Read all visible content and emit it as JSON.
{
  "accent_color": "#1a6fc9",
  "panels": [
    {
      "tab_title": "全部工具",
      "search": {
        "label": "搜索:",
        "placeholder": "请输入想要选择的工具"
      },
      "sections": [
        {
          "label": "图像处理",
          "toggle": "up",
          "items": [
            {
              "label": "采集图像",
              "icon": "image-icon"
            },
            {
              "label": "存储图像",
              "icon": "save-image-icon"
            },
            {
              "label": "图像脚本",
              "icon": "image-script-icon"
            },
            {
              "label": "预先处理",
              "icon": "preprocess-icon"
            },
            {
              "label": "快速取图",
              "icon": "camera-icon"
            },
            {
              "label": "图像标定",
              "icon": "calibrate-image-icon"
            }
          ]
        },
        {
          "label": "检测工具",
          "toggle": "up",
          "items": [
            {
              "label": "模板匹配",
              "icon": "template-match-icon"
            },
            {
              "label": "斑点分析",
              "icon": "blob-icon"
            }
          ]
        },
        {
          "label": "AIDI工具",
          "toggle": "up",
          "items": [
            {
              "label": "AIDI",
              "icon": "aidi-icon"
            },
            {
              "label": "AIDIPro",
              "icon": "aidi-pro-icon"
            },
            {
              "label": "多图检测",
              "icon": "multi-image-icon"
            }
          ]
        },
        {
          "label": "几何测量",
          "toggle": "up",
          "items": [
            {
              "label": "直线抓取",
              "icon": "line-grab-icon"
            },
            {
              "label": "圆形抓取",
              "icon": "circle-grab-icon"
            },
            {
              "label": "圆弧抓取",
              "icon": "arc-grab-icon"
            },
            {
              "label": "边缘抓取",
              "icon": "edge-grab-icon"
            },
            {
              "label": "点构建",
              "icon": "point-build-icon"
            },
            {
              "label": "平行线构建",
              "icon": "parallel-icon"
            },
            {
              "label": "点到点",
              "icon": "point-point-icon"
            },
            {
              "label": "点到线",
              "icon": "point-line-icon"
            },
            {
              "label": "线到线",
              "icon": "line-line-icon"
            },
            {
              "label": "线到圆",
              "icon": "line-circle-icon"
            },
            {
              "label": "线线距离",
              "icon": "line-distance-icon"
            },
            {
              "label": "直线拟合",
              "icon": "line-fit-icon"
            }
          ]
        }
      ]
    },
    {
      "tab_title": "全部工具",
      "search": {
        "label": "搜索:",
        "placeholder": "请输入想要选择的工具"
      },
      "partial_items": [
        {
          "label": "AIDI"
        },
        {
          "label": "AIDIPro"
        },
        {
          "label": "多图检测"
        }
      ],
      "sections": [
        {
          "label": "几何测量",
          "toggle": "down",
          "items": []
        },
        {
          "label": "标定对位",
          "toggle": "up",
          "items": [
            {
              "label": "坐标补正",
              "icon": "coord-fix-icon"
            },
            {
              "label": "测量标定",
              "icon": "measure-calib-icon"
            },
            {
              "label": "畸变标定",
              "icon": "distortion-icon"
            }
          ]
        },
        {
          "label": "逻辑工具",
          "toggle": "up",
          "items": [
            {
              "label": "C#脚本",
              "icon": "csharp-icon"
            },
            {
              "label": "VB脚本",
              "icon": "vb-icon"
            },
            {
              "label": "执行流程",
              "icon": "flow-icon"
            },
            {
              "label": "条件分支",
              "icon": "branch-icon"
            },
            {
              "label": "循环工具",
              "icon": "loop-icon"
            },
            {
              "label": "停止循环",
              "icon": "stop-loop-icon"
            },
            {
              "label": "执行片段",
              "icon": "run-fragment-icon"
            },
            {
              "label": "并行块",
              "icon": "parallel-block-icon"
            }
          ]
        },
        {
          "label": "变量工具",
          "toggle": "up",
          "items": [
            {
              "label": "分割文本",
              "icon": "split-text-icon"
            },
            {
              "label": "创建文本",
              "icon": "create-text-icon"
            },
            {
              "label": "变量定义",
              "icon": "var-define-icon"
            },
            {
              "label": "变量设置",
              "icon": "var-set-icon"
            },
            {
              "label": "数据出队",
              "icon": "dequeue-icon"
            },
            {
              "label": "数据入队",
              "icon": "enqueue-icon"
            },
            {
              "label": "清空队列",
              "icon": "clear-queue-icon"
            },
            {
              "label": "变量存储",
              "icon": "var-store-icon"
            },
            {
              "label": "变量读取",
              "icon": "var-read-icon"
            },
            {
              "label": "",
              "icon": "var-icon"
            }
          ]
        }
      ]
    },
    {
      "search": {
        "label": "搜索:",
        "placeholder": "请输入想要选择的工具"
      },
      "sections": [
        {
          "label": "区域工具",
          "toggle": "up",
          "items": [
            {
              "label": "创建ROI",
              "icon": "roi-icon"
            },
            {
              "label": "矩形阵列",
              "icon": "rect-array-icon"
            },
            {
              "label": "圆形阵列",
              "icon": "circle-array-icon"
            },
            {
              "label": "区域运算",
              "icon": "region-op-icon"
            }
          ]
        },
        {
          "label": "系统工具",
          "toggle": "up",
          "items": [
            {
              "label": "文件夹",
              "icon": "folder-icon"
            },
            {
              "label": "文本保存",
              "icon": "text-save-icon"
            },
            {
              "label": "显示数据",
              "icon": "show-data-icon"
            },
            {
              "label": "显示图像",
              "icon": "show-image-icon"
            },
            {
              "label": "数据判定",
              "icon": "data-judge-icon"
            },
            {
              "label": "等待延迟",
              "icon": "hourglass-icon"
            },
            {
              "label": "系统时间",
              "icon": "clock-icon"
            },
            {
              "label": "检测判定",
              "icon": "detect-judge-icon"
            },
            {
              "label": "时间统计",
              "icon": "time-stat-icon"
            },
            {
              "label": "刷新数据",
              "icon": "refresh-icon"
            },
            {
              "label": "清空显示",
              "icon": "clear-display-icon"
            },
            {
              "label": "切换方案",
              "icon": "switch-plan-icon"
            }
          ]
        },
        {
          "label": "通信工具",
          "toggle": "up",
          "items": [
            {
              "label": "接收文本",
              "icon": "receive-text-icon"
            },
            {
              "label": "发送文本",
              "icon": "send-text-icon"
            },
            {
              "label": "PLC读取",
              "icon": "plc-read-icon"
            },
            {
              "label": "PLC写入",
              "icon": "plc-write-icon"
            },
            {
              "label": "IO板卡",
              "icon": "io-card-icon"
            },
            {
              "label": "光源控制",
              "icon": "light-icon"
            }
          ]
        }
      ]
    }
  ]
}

====

Sift through the entries and copy every line with "image".

• [Solution for this problem]
              "icon": "image-icon"
              "icon": "save-image-icon"
              "icon": "image-script-icon"
              "icon": "calibrate-image-icon"
              "icon": "multi-image-icon"
              "icon": "show-image-icon"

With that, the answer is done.